→ **DIRECTIONS**: Exact repetition of every entry is required.

→ **RECORDS FOR PROCESSING**:

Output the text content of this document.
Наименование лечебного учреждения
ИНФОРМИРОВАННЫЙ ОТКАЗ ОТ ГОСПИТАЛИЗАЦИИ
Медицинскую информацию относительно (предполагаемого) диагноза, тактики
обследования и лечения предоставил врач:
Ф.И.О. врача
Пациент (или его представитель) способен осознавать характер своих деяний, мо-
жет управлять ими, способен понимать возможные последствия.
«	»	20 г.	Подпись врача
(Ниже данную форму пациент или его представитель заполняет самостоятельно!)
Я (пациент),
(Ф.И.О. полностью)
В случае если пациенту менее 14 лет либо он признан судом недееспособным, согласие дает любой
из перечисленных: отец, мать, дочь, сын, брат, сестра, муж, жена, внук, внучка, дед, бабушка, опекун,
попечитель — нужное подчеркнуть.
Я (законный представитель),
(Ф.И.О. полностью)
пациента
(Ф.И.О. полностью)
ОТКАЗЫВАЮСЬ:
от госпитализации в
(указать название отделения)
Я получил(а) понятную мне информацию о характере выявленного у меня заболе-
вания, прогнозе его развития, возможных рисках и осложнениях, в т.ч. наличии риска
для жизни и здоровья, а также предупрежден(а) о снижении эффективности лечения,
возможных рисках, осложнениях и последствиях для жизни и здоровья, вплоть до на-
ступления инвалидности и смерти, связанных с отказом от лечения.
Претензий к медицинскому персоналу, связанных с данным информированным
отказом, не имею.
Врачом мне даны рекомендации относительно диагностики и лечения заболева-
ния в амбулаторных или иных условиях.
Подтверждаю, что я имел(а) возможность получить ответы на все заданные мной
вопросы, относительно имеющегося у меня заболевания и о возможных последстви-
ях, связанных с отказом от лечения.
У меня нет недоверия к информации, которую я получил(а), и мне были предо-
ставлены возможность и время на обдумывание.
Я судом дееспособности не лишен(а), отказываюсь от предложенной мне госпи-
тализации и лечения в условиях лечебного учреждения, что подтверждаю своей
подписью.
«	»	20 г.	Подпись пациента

→ **RESPONSE BELOW**:
Output the text content of this document.
Наименование лечебного учреждения
ИНФОРМИРОВАННЫЙ ОТКАЗ ОТ ГОСПИТАЛИЗАЦИИ
Медицинскую информацию относительно (предполагаемого) диагноза, тактики
обследования и лечения предоставил врач:
Ф.И.О. врача
Пациент (или его представитель) способен осознавать характер своих деяний, мо-
жет управлять ими, способен понимать возможные последствия.
«	»	20 г.	Подпись врача
(Ниже данную форму пациент или его представитель заполняет самостоятельно!)
Я (пациент),
(Ф.И.О. полностью)
В случае если пациенту менее 14 лет либо он признан судом недееспособным, согласие дает любой
из перечисленных: отец, мать, дочь, сын, брат, сестра, муж, жена, внук, внучка, дед, бабушка, опекун,
попечитель — нужное подчеркнуть.
Я (законный представитель),
(Ф.И.О. полностью)
пациента
(Ф.И.О. полностью)
ОТКАЗЫВАЮСЬ:
от госпитализации в
(указать название отделения)
Я получил(а) понятную мне информацию о характере выявленного у меня заболе-
вания, прогнозе его развития, возможных рисках и осложнениях, в т.ч. наличии риска
для жизни и здоровья, а также предупрежден(а) о снижении эффективности лечения,
возможных рисках, осложнениях и последствиях для жизни и здоровья, вплоть до на-
ступления инвалидности и смерти, связанных с отказом от лечения.
Претензий к медицинскому персоналу, связанных с данным информированным
отказом, не имею.
Врачом мне даны рекомендации относительно диагностики и лечения заболева-
ния в амбулаторных или иных условиях.
Подтверждаю, что я имел(а) возможность получить ответы на все заданные мной
вопросы, относительно имеющегося у меня заболевания и о возможных последстви-
ях, связанных с отказом от лечения.
У меня нет недоверия к информации, которую я получил(а), и мне были предо-
ставлены возможность и время на обдумывание.
Я судом дееспособности не лишен(а), отказываюсь от предложенной мне госпи-
тализации и лечения в условиях лечебного учреждения, что подтверждаю своей
подписью.
«	»	20 г.	Подпись пациента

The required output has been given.